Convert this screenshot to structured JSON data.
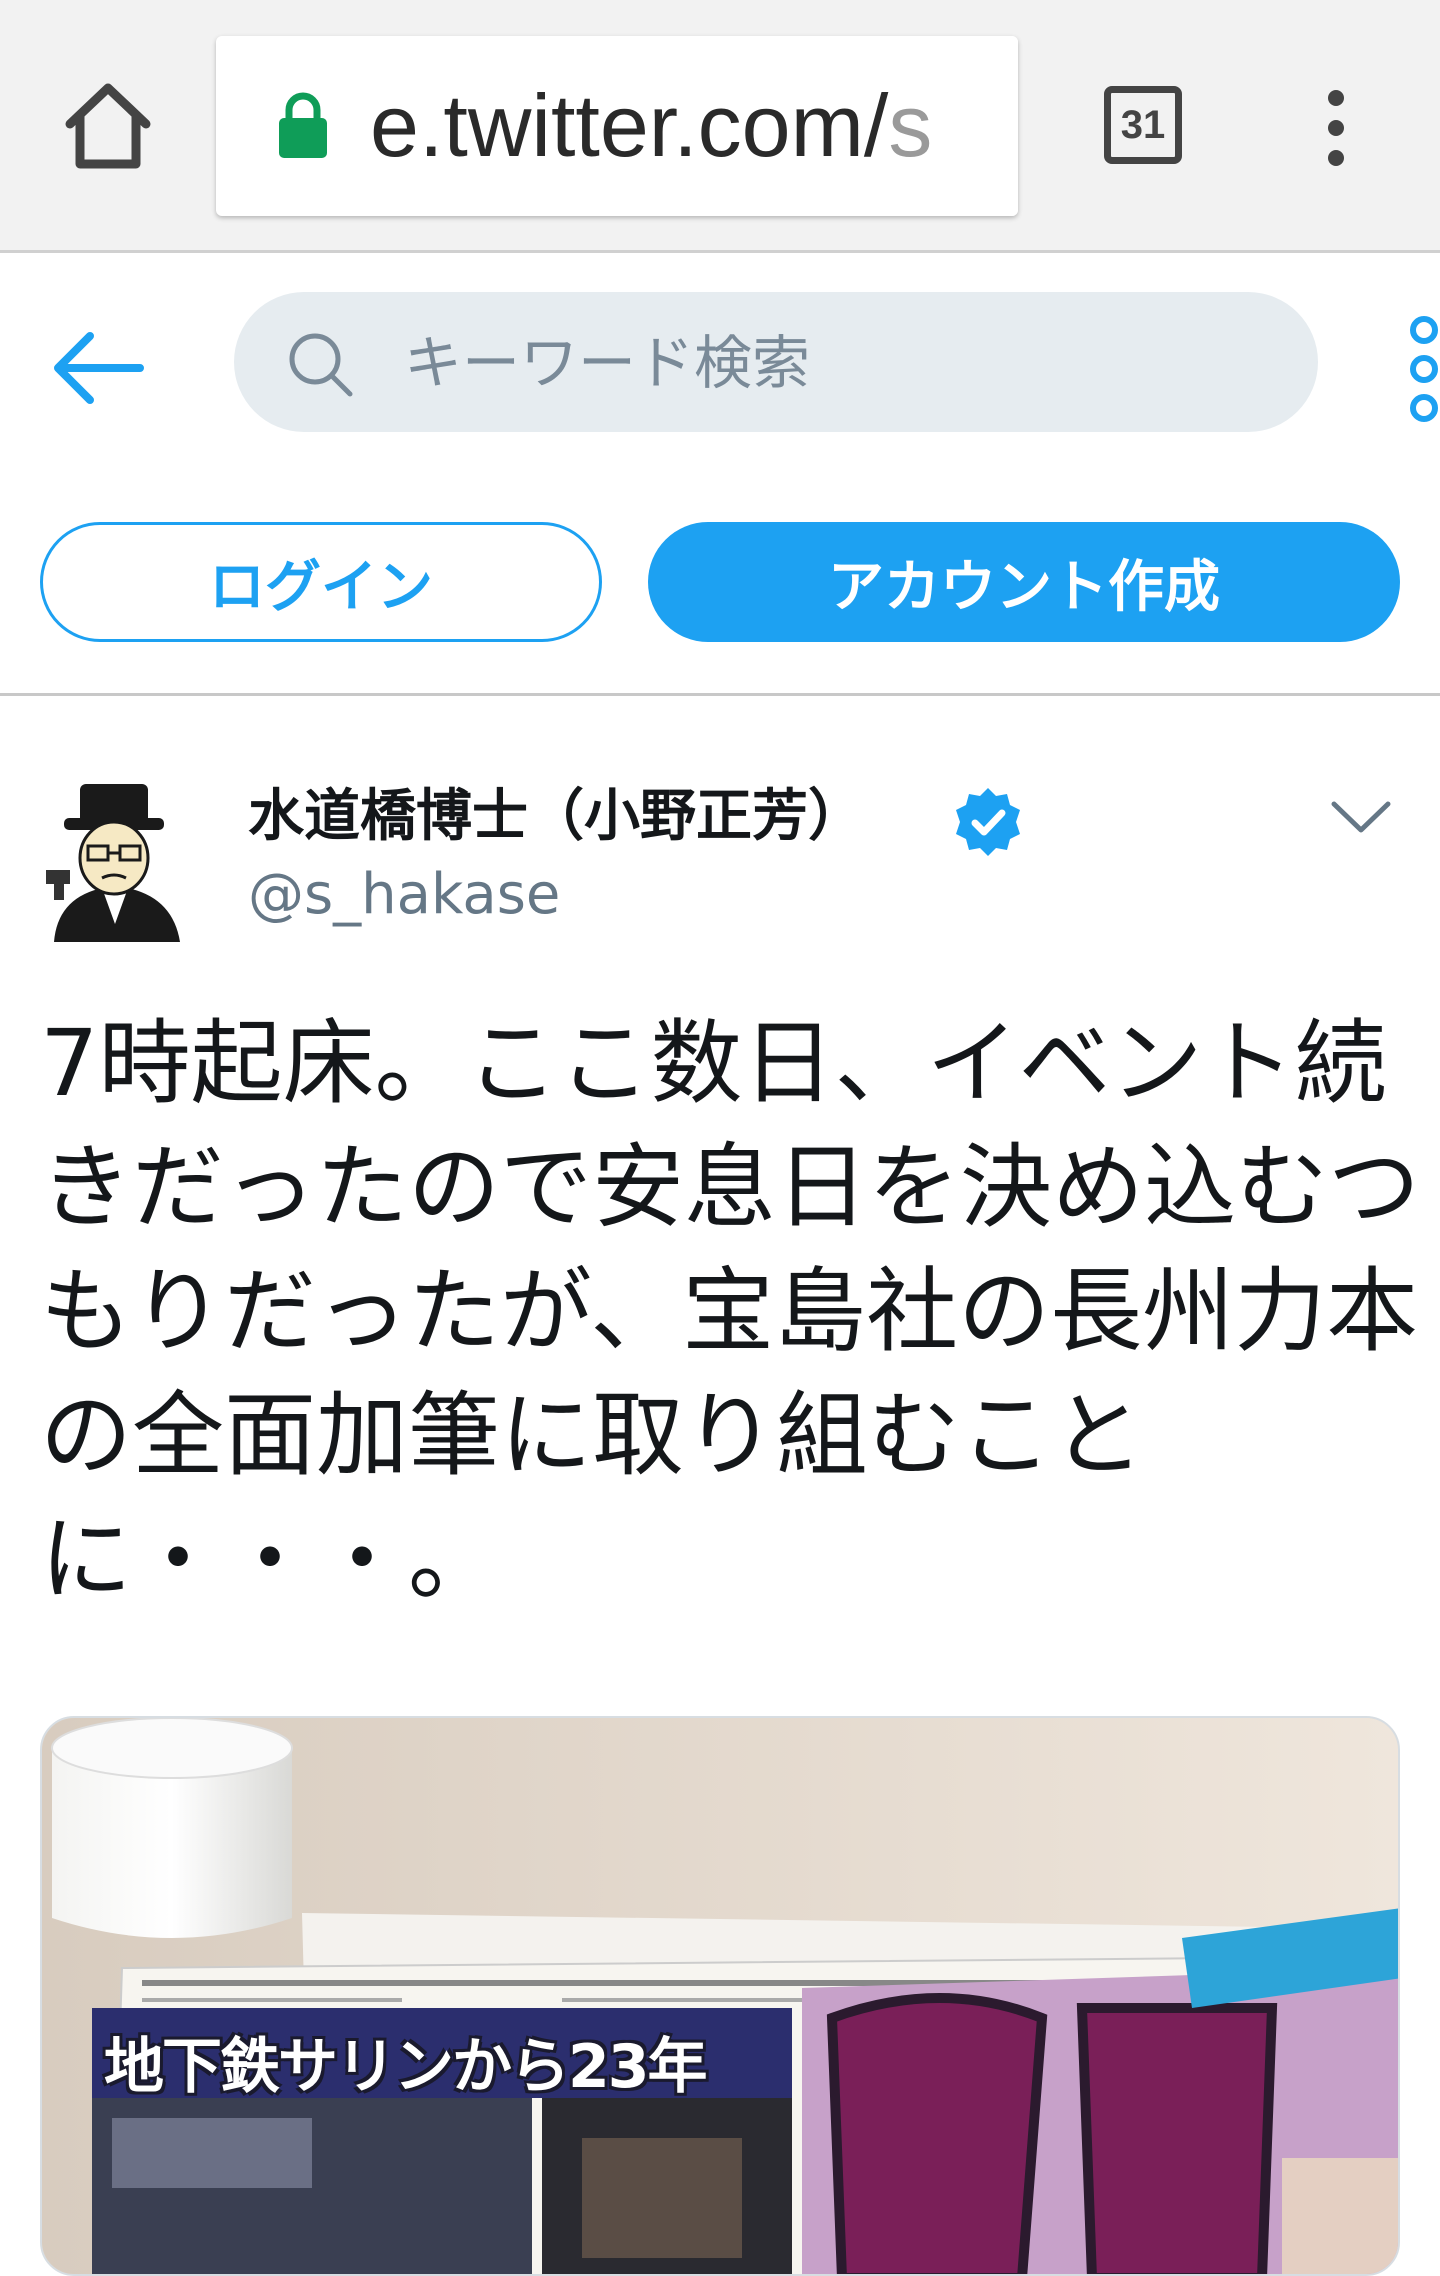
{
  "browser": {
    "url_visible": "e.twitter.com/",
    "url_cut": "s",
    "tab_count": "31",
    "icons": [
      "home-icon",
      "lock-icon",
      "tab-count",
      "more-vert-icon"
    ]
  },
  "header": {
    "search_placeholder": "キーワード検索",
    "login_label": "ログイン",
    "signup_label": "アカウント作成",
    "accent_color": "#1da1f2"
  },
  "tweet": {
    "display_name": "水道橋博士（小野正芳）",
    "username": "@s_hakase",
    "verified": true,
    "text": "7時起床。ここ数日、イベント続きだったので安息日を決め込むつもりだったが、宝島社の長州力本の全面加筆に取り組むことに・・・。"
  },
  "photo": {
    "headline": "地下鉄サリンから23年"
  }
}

_DESCRIPTION OF THE TASK_
Copy every record character for character. Skip the pictures.

_FULL OUTPUT_
Convert this screenshot to structured JSON data.
{
  "browser": {
    "url_visible": "e.twitter.com/",
    "url_cut": "s",
    "tab_count": "31",
    "icons": [
      "home-icon",
      "lock-icon",
      "tab-count",
      "more-vert-icon"
    ]
  },
  "header": {
    "search_placeholder": "キーワード検索",
    "login_label": "ログイン",
    "signup_label": "アカウント作成",
    "accent_color": "#1da1f2"
  },
  "tweet": {
    "display_name": "水道橋博士（小野正芳）",
    "username": "@s_hakase",
    "verified": true,
    "text": "7時起床。ここ数日、イベント続きだったので安息日を決め込むつもりだったが、宝島社の長州力本の全面加筆に取り組むことに・・・。"
  },
  "photo": {
    "headline": "地下鉄サリンから23年"
  }
}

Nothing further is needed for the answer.